## Short problem
Set all the material down again unchanged, without the pictures.

## Input material
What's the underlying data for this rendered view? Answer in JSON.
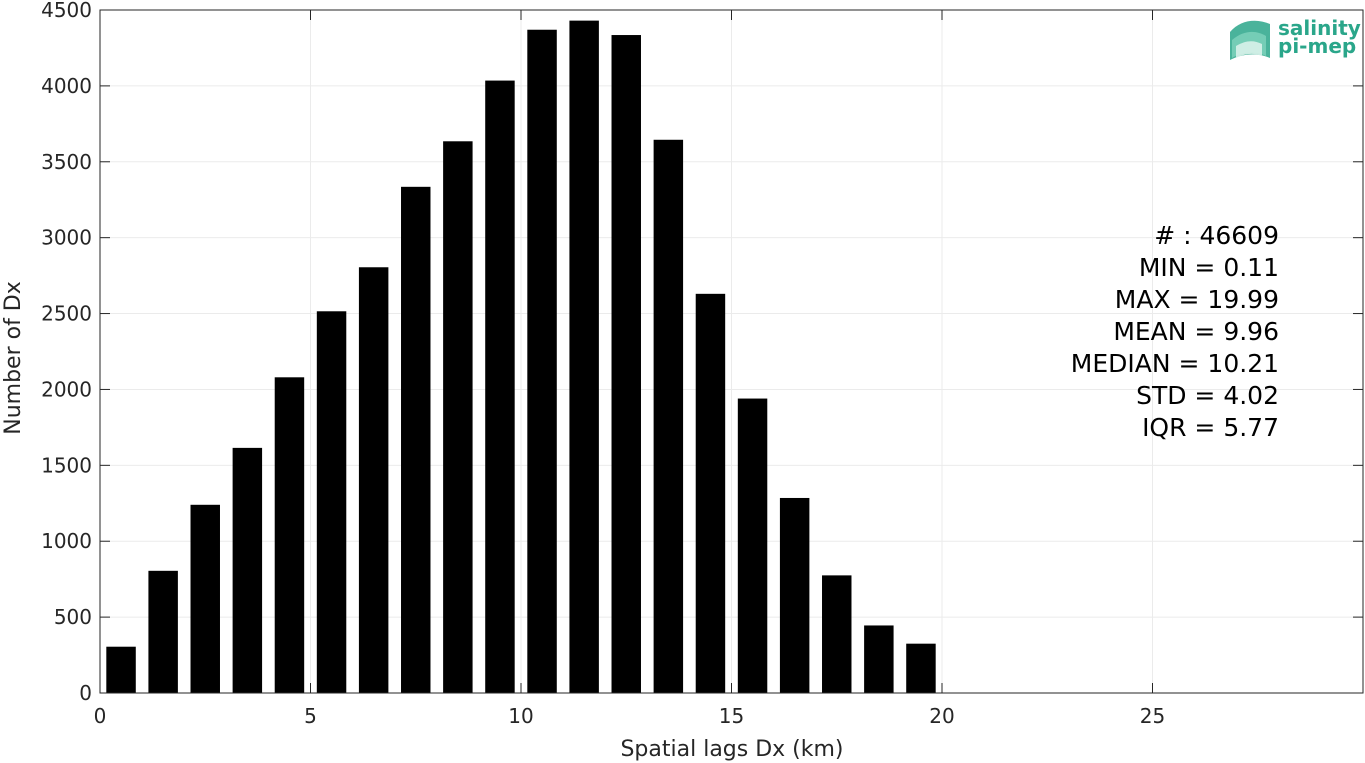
{
  "chart_data": {
    "type": "bar",
    "xlabel": "Spatial lags Dx (km)",
    "ylabel": "Number of Dx",
    "xlim": [
      0,
      30
    ],
    "ylim": [
      0,
      4500
    ],
    "xticks": [
      0,
      5,
      10,
      15,
      20,
      25
    ],
    "yticks": [
      0,
      500,
      1000,
      1500,
      2000,
      2500,
      3000,
      3500,
      4000,
      4500
    ],
    "grid": true,
    "bar_color": "#000000",
    "bar_width": 0.7,
    "x": [
      0.5,
      1.5,
      2.5,
      3.5,
      4.5,
      5.5,
      6.5,
      7.5,
      8.5,
      9.5,
      10.5,
      11.5,
      12.5,
      13.5,
      14.5,
      15.5,
      16.5,
      17.5,
      18.5,
      19.5
    ],
    "values": [
      305,
      805,
      1240,
      1615,
      2080,
      2515,
      2805,
      3335,
      3635,
      4035,
      4370,
      4430,
      4335,
      3645,
      2630,
      1940,
      1285,
      775,
      445,
      325
    ],
    "stats": [
      "# : 46609",
      "MIN = 0.11",
      "MAX =  19.99",
      "MEAN = 9.96",
      "MEDIAN = 10.21",
      "STD = 4.02",
      "IQR = 5.77"
    ]
  },
  "logo": {
    "line1": "salinity",
    "line2": "pi-mep",
    "color": "#2aa68a"
  }
}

## Result for this exercise
What's the underlying data for this rendered view? Answer in JSON.
{
  "chart_data": {
    "type": "bar",
    "xlabel": "Spatial lags Dx (km)",
    "ylabel": "Number of Dx",
    "xlim": [
      0,
      30
    ],
    "ylim": [
      0,
      4500
    ],
    "xticks": [
      0,
      5,
      10,
      15,
      20,
      25
    ],
    "yticks": [
      0,
      500,
      1000,
      1500,
      2000,
      2500,
      3000,
      3500,
      4000,
      4500
    ],
    "grid": true,
    "bar_color": "#000000",
    "bar_width": 0.7,
    "x": [
      0.5,
      1.5,
      2.5,
      3.5,
      4.5,
      5.5,
      6.5,
      7.5,
      8.5,
      9.5,
      10.5,
      11.5,
      12.5,
      13.5,
      14.5,
      15.5,
      16.5,
      17.5,
      18.5,
      19.5
    ],
    "values": [
      305,
      805,
      1240,
      1615,
      2080,
      2515,
      2805,
      3335,
      3635,
      4035,
      4370,
      4430,
      4335,
      3645,
      2630,
      1940,
      1285,
      775,
      445,
      325
    ],
    "stats": [
      "# : 46609",
      "MIN = 0.11",
      "MAX =  19.99",
      "MEAN = 9.96",
      "MEDIAN = 10.21",
      "STD = 4.02",
      "IQR = 5.77"
    ]
  },
  "logo": {
    "line1": "salinity",
    "line2": "pi-mep",
    "color": "#2aa68a"
  }
}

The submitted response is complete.